» WHAT TO WORK ON:
Reproduce the data exactly and drop any pictures it holds.

» WORKING DATA:
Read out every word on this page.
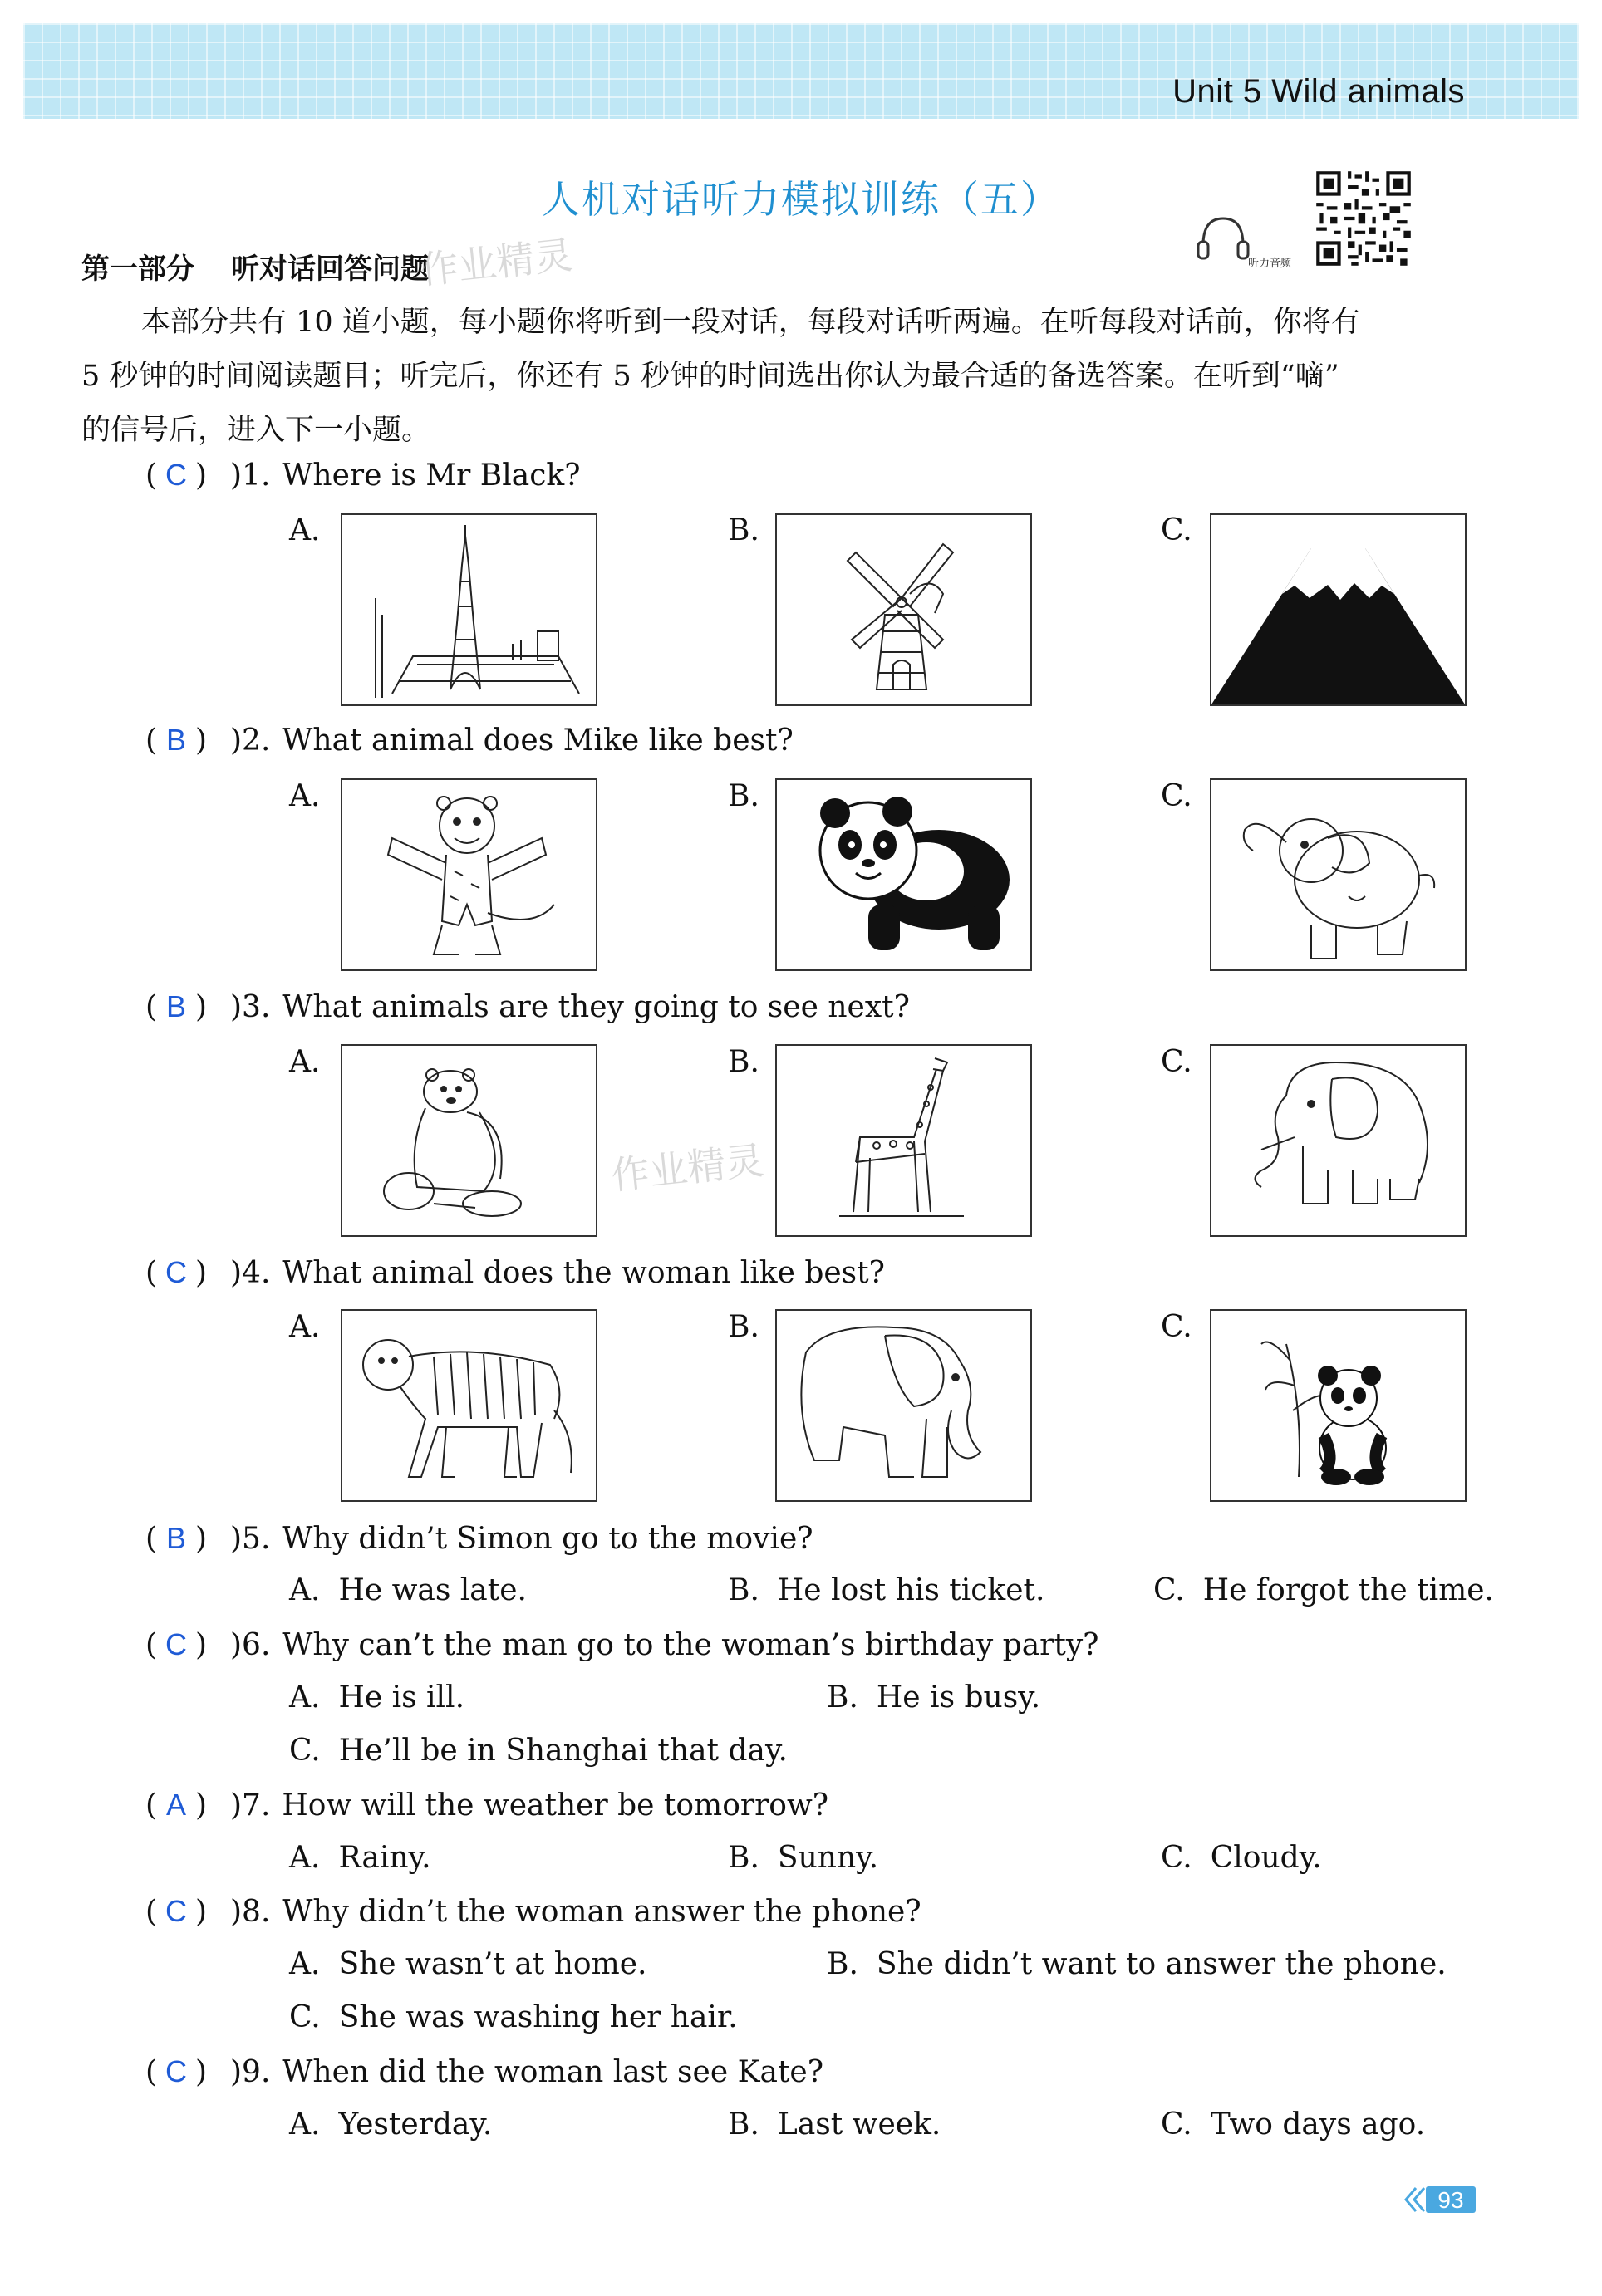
Unit 5 Wild animals
人机对话听力模拟训练（五）
听力音频
第一部分 听对话回答问题
作业精灵
作业精灵

本部分共有 10 道小题，每小题你将听到一段对话，每段对话听两遍。在听每段对话前，你将有

5 秒钟的时间阅读题目；听完后，你还有 5 秒钟的时间选出你认为最合适的备选答案。在听到“嘀”

的信号后，进入下一小题。

( C ) )1. Where is Mr Black?
A.	B.	C.
( B ) )2. What animal does Mike like best?
A.	B.	C.
( B ) )3. What animals are they going to see next?
A.	B.	C.
( C ) )4. What animal does the woman like best?
A.	B.	C.
( B ) )5. Why didn’t Simon go to the movie?
A. He was late.	B. He lost his ticket.	C. He forgot the time.
( C ) )6. Why can’t the man go to the woman’s birthday party?
A. He is ill.	B. He is busy.
C. He’ll be in Shanghai that day.
( A ) )7. How will the weather be tomorrow?
A. Rainy.	B. Sunny.	C. Cloudy.
( C ) )8. Why didn’t the woman answer the phone?
A. She wasn’t at home.	B. She didn’t want to answer the phone.
C. She was washing her hair.
( C ) )9. When did the woman last see Kate?
A. Yesterday.	B. Last week.	C. Two days ago.
93
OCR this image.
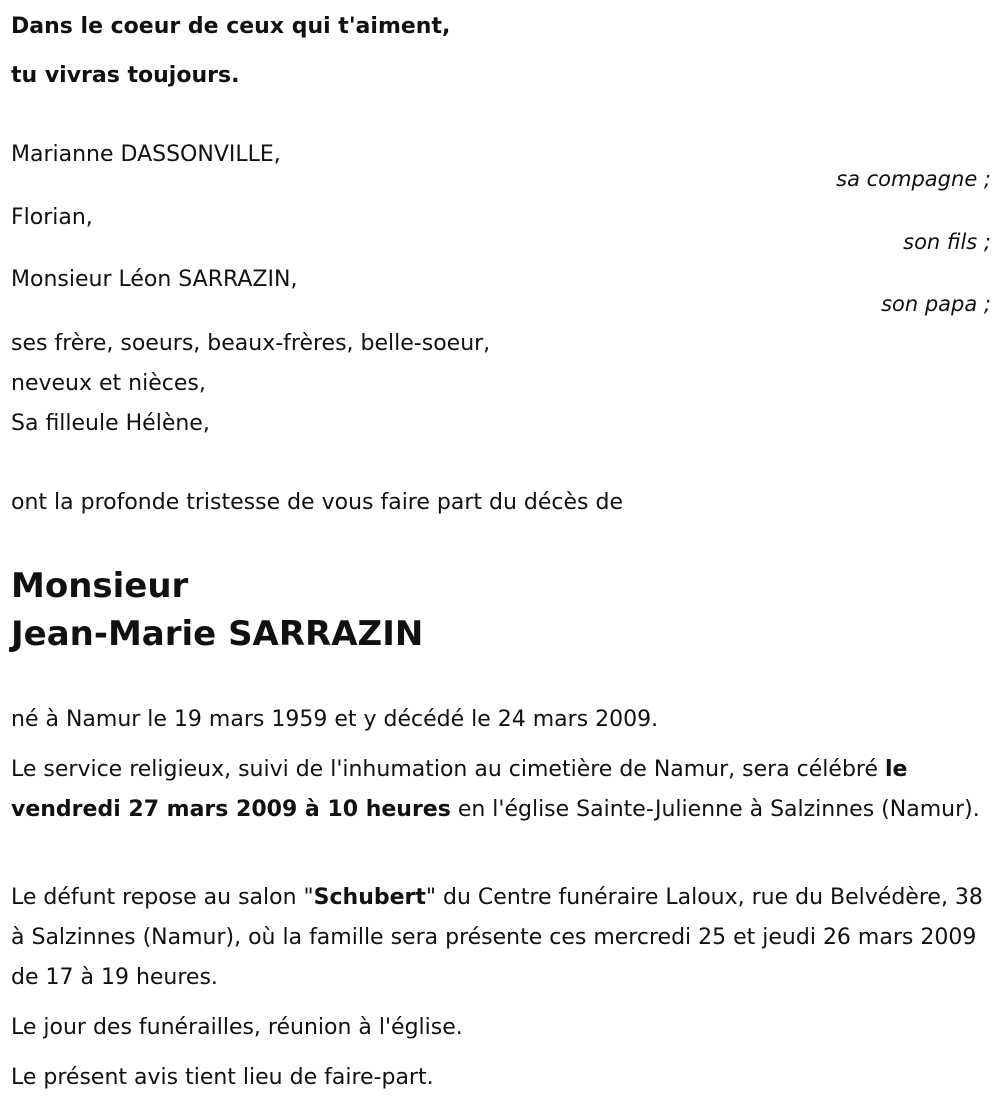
Dans le coeur de ceux qui t'aiment,
tu vivras toujours.
Marianne DASSONVILLE,
sa compagne ;
Florian,
son fils ;
Monsieur Léon SARRAZIN,
son papa ;
ses frère, soeurs, beaux-frères, belle-soeur,
neveux et nièces,
Sa filleule Hélène,
ont la profonde tristesse de vous faire part du décès de
Monsieur
Jean-Marie SARRAZIN
né à Namur le 19 mars 1959 et y décédé le 24 mars 2009.
Le service religieux, suivi de l'inhumation au cimetière de Namur, sera célébré le vendredi 27 mars 2009 à 10 heures en l'église Sainte-Julienne à Salzinnes (Namur).
Le défunt repose au salon "Schubert" du Centre funéraire Laloux, rue du Belvédère, 38 à Salzinnes (Namur), où la famille sera présente ces mercredi 25 et jeudi 26 mars 2009 de 17 à 19 heures.
Le jour des funérailles, réunion à l'église.
Le présent avis tient lieu de faire-part.
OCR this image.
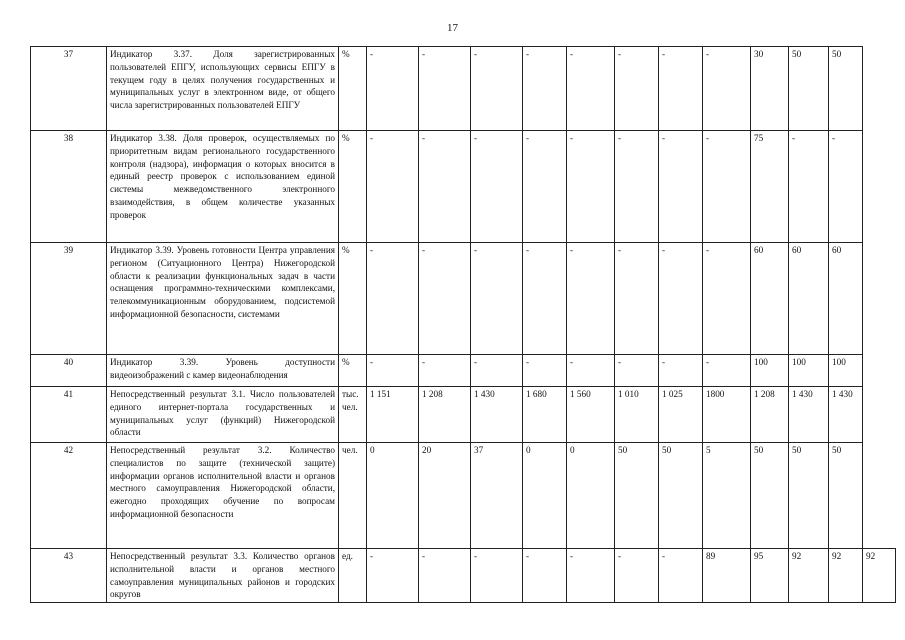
17
37	Индикатор 3.37. Доля зарегистрированных пользователей ЕПГУ, использующих сервисы ЕПГУ в текущем году в целях получения государственных и муниципальных услуг в электронном виде, от общего числа зарегистрированных пользователей ЕПГУ	%	-	-	-	-	-	-	-	-	30	50	50	
38	Индикатор 3.38. Доля проверок, осуществляемых по приоритетным видам регионального государственного контроля (надзора), информация о которых вносится в единый реестр проверок с использованием единой системы межведомственного электронного взаимодействия, в общем количестве указанных проверок	%	-	-	-	-	-	-	-	-	75	-	-	
39	Индикатор 3.39. Уровень готовности Центра управления регионом (Ситуационного Центра) Нижегородской области к реализации функциональных задач в части оснащения программно-техническими комплексами, телекоммуникационным оборудованием, подсистемой информационной безопасности, системами	%	-	-	-	-	-	-	-	-	60	60	60	
40	Индикатор 3.39. Уровень доступности видеоизображений с камер видеонаблюдения	%	-	-	-	-	-	-	-	-	100	100	100	
41	Непосредственный результат 3.1. Число пользователей единого интернет-портала государственных и муниципальных услуг (функций) Нижегородской области	тыс. чел.	1 151	1 208	1 430	1 680	1 560	1 010	1 025	1800	1 208	1 430	1 430	
42	Непосредственный результат 3.2. Количество специалистов по защите (технической защите) информации органов исполнительной власти и органов местного самоуправления Нижегородской области, ежегодно проходящих обучение по вопросам информационной безопасности	чел.	0	20	37	0	0	50	50	5	50	50	50	
43	Непосредственный результат 3.3. Количество органов исполнительной власти и органов местного самоуправления муниципальных районов и городских округов	ед.	-	-	-	-	-	-	-	89	95	92	92	92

» ANSWER TO THE EXERCISE:
Read out every word on this page.
Unit 5 Wild animals
人机对话听力模拟训练（五）
听力音频
第一部分 听对话回答问题
作业精灵
作业精灵

本部分共有 10 道小题，每小题你将听到一段对话，每段对话听两遍。在听每段对话前，你将有

5 秒钟的时间阅读题目；听完后，你还有 5 秒钟的时间选出你认为最合适的备选答案。在听到“嘀”

的信号后，进入下一小题。

( C ) )1. Where is Mr Black?
A.	B.	C.
( B ) )2. What animal does Mike like best?
A.	B.	C.
( B ) )3. What animals are they going to see next?
A.	B.	C.
( C ) )4. What animal does the woman like best?
A.	B.	C.
( B ) )5. Why didn’t Simon go to the movie?
A. He was late.	B. He lost his ticket.	C. He forgot the time.
( C ) )6. Why can’t the man go to the woman’s birthday party?
A. He is ill.	B. He is busy.
C. He’ll be in Shanghai that day.
( A ) )7. How will the weather be tomorrow?
A. Rainy.	B. Sunny.	C. Cloudy.
( C ) )8. Why didn’t the woman answer the phone?
A. She wasn’t at home.	B. She didn’t want to answer the phone.
C. She was washing her hair.
( C ) )9. When did the woman last see Kate?
A. Yesterday.	B. Last week.	C. Two days ago.
93
OCR this image.
Dans le coeur de ceux qui t'aiment,
tu vivras toujours.
Marianne DASSONVILLE,
sa compagne ;
Florian,
son fils ;
Monsieur Léon SARRAZIN,
son papa ;
ses frère, soeurs, beaux-frères, belle-soeur,
neveux et nièces,
Sa filleule Hélène,
ont la profonde tristesse de vous faire part du décès de
Monsieur
Jean-Marie SARRAZIN
né à Namur le 19 mars 1959 et y décédé le 24 mars 2009.
Le service religieux, suivi de l'inhumation au cimetière de Namur, sera célébré le vendredi 27 mars 2009 à 10 heures en l'église Sainte-Julienne à Salzinnes (Namur).
Le défunt repose au salon "Schubert" du Centre funéraire Laloux, rue du Belvédère, 38 à Salzinnes (Namur), où la famille sera présente ces mercredi 25 et jeudi 26 mars 2009 de 17 à 19 heures.
Le jour des funérailles, réunion à l'église.
Le présent avis tient lieu de faire-part.
OCR this image.
17
37	Индикатор 3.37. Доля зарегистрированных пользователей ЕПГУ, использующих сервисы ЕПГУ в текущем году в целях получения государственных и муниципальных услуг в электронном виде, от общего числа зарегистрированных пользователей ЕПГУ	%	-	-	-	-	-	-	-	-	30	50	50	
38	Индикатор 3.38. Доля проверок, осуществляемых по приоритетным видам регионального государственного контроля (надзора), информация о которых вносится в единый реестр проверок с использованием единой системы межведомственного электронного взаимодействия, в общем количестве указанных проверок	%	-	-	-	-	-	-	-	-	75	-	-	
39	Индикатор 3.39. Уровень готовности Центра управления регионом (Ситуационного Центра) Нижегородской области к реализации функциональных задач в части оснащения программно-техническими комплексами, телекоммуникационным оборудованием, подсистемой информационной безопасности, системами	%	-	-	-	-	-	-	-	-	60	60	60	
40	Индикатор 3.39. Уровень доступности видеоизображений с камер видеонаблюдения	%	-	-	-	-	-	-	-	-	100	100	100	
41	Непосредственный результат 3.1. Число пользователей единого интернет-портала государственных и муниципальных услуг (функций) Нижегородской области	тыс. чел.	1 151	1 208	1 430	1 680	1 560	1 010	1 025	1800	1 208	1 430	1 430	
42	Непосредственный результат 3.2. Количество специалистов по защите (технической защите) информации органов исполнительной власти и органов местного самоуправления Нижегородской области, ежегодно проходящих обучение по вопросам информационной безопасности	чел.	0	20	37	0	0	50	50	5	50	50	50	
43	Непосредственный результат 3.3. Количество органов исполнительной власти и органов местного самоуправления муниципальных районов и городских округов	ед.	-	-	-	-	-	-	-	89	95	92	92	92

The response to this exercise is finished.